*Records to use*:
|---|

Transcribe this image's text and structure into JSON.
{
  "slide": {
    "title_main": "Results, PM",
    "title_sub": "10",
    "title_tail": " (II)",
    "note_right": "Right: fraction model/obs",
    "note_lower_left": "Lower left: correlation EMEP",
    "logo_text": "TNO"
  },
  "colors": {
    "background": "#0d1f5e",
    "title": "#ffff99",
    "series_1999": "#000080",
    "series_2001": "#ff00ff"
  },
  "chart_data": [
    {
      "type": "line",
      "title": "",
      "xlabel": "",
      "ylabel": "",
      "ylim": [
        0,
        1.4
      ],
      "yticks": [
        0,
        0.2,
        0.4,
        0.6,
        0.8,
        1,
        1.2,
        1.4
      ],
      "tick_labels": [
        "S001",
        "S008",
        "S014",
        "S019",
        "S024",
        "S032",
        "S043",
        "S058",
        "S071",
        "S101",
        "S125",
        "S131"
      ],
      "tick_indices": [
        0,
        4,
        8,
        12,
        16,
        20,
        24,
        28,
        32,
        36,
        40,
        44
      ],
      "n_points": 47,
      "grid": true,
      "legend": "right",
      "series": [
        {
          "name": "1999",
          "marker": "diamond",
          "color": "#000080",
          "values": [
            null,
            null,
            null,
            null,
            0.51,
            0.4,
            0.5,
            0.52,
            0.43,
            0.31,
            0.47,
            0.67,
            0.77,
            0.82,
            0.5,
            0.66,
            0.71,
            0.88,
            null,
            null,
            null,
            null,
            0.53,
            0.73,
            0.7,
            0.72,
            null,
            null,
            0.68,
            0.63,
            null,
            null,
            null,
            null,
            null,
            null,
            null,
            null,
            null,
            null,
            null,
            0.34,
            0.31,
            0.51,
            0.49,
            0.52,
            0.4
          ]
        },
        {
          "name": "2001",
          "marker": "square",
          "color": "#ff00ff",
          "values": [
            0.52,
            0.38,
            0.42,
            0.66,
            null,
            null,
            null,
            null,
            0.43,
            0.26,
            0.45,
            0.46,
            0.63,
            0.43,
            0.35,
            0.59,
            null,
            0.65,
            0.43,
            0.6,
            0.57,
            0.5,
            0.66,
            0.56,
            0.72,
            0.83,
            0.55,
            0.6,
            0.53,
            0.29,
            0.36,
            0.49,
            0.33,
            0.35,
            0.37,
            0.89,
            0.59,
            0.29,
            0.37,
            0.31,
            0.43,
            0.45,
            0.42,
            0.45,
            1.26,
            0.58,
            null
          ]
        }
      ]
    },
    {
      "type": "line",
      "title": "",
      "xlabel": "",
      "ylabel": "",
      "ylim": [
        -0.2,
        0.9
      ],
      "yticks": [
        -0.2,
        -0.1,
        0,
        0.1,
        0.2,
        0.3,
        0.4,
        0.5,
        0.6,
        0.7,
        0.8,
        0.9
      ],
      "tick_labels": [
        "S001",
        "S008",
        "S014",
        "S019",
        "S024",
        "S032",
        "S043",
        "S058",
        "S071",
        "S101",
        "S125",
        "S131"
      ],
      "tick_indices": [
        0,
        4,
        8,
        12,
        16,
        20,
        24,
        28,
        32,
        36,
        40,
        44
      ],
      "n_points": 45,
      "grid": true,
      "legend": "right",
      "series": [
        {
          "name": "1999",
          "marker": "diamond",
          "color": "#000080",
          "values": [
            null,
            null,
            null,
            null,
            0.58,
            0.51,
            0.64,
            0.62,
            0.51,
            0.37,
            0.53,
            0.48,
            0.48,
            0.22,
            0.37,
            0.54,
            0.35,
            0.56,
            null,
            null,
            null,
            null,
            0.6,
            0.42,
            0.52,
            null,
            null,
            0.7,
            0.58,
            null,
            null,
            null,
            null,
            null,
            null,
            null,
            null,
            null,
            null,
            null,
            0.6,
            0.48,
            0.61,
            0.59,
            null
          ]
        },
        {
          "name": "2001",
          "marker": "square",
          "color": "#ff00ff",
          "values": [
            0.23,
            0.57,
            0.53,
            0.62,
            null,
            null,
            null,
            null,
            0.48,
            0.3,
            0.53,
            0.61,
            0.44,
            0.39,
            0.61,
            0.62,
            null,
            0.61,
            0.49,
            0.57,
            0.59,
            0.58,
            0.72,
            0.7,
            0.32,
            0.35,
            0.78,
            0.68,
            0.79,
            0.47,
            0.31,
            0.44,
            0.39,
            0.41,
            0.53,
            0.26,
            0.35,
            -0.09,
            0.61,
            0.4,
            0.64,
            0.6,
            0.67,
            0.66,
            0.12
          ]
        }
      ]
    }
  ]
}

|---|

*Required work*: Provide all the records again, word for word.

*Task solution*:
Transcribe this image's text and structure into JSON.
{
  "slide": {
    "title_main": "Results, PM",
    "title_sub": "10",
    "title_tail": " (II)",
    "note_right": "Right: fraction model/obs",
    "note_lower_left": "Lower left: correlation EMEP",
    "logo_text": "TNO"
  },
  "colors": {
    "background": "#0d1f5e",
    "title": "#ffff99",
    "series_1999": "#000080",
    "series_2001": "#ff00ff"
  },
  "chart_data": [
    {
      "type": "line",
      "title": "",
      "xlabel": "",
      "ylabel": "",
      "ylim": [
        0,
        1.4
      ],
      "yticks": [
        0,
        0.2,
        0.4,
        0.6,
        0.8,
        1,
        1.2,
        1.4
      ],
      "tick_labels": [
        "S001",
        "S008",
        "S014",
        "S019",
        "S024",
        "S032",
        "S043",
        "S058",
        "S071",
        "S101",
        "S125",
        "S131"
      ],
      "tick_indices": [
        0,
        4,
        8,
        12,
        16,
        20,
        24,
        28,
        32,
        36,
        40,
        44
      ],
      "n_points": 47,
      "grid": true,
      "legend": "right",
      "series": [
        {
          "name": "1999",
          "marker": "diamond",
          "color": "#000080",
          "values": [
            null,
            null,
            null,
            null,
            0.51,
            0.4,
            0.5,
            0.52,
            0.43,
            0.31,
            0.47,
            0.67,
            0.77,
            0.82,
            0.5,
            0.66,
            0.71,
            0.88,
            null,
            null,
            null,
            null,
            0.53,
            0.73,
            0.7,
            0.72,
            null,
            null,
            0.68,
            0.63,
            null,
            null,
            null,
            null,
            null,
            null,
            null,
            null,
            null,
            null,
            null,
            0.34,
            0.31,
            0.51,
            0.49,
            0.52,
            0.4
          ]
        },
        {
          "name": "2001",
          "marker": "square",
          "color": "#ff00ff",
          "values": [
            0.52,
            0.38,
            0.42,
            0.66,
            null,
            null,
            null,
            null,
            0.43,
            0.26,
            0.45,
            0.46,
            0.63,
            0.43,
            0.35,
            0.59,
            null,
            0.65,
            0.43,
            0.6,
            0.57,
            0.5,
            0.66,
            0.56,
            0.72,
            0.83,
            0.55,
            0.6,
            0.53,
            0.29,
            0.36,
            0.49,
            0.33,
            0.35,
            0.37,
            0.89,
            0.59,
            0.29,
            0.37,
            0.31,
            0.43,
            0.45,
            0.42,
            0.45,
            1.26,
            0.58,
            null
          ]
        }
      ]
    },
    {
      "type": "line",
      "title": "",
      "xlabel": "",
      "ylabel": "",
      "ylim": [
        -0.2,
        0.9
      ],
      "yticks": [
        -0.2,
        -0.1,
        0,
        0.1,
        0.2,
        0.3,
        0.4,
        0.5,
        0.6,
        0.7,
        0.8,
        0.9
      ],
      "tick_labels": [
        "S001",
        "S008",
        "S014",
        "S019",
        "S024",
        "S032",
        "S043",
        "S058",
        "S071",
        "S101",
        "S125",
        "S131"
      ],
      "tick_indices": [
        0,
        4,
        8,
        12,
        16,
        20,
        24,
        28,
        32,
        36,
        40,
        44
      ],
      "n_points": 45,
      "grid": true,
      "legend": "right",
      "series": [
        {
          "name": "1999",
          "marker": "diamond",
          "color": "#000080",
          "values": [
            null,
            null,
            null,
            null,
            0.58,
            0.51,
            0.64,
            0.62,
            0.51,
            0.37,
            0.53,
            0.48,
            0.48,
            0.22,
            0.37,
            0.54,
            0.35,
            0.56,
            null,
            null,
            null,
            null,
            0.6,
            0.42,
            0.52,
            null,
            null,
            0.7,
            0.58,
            null,
            null,
            null,
            null,
            null,
            null,
            null,
            null,
            null,
            null,
            null,
            0.6,
            0.48,
            0.61,
            0.59,
            null
          ]
        },
        {
          "name": "2001",
          "marker": "square",
          "color": "#ff00ff",
          "values": [
            0.23,
            0.57,
            0.53,
            0.62,
            null,
            null,
            null,
            null,
            0.48,
            0.3,
            0.53,
            0.61,
            0.44,
            0.39,
            0.61,
            0.62,
            null,
            0.61,
            0.49,
            0.57,
            0.59,
            0.58,
            0.72,
            0.7,
            0.32,
            0.35,
            0.78,
            0.68,
            0.79,
            0.47,
            0.31,
            0.44,
            0.39,
            0.41,
            0.53,
            0.26,
            0.35,
            -0.09,
            0.61,
            0.4,
            0.64,
            0.6,
            0.67,
            0.66,
            0.12
          ]
        }
      ]
    }
  ]
}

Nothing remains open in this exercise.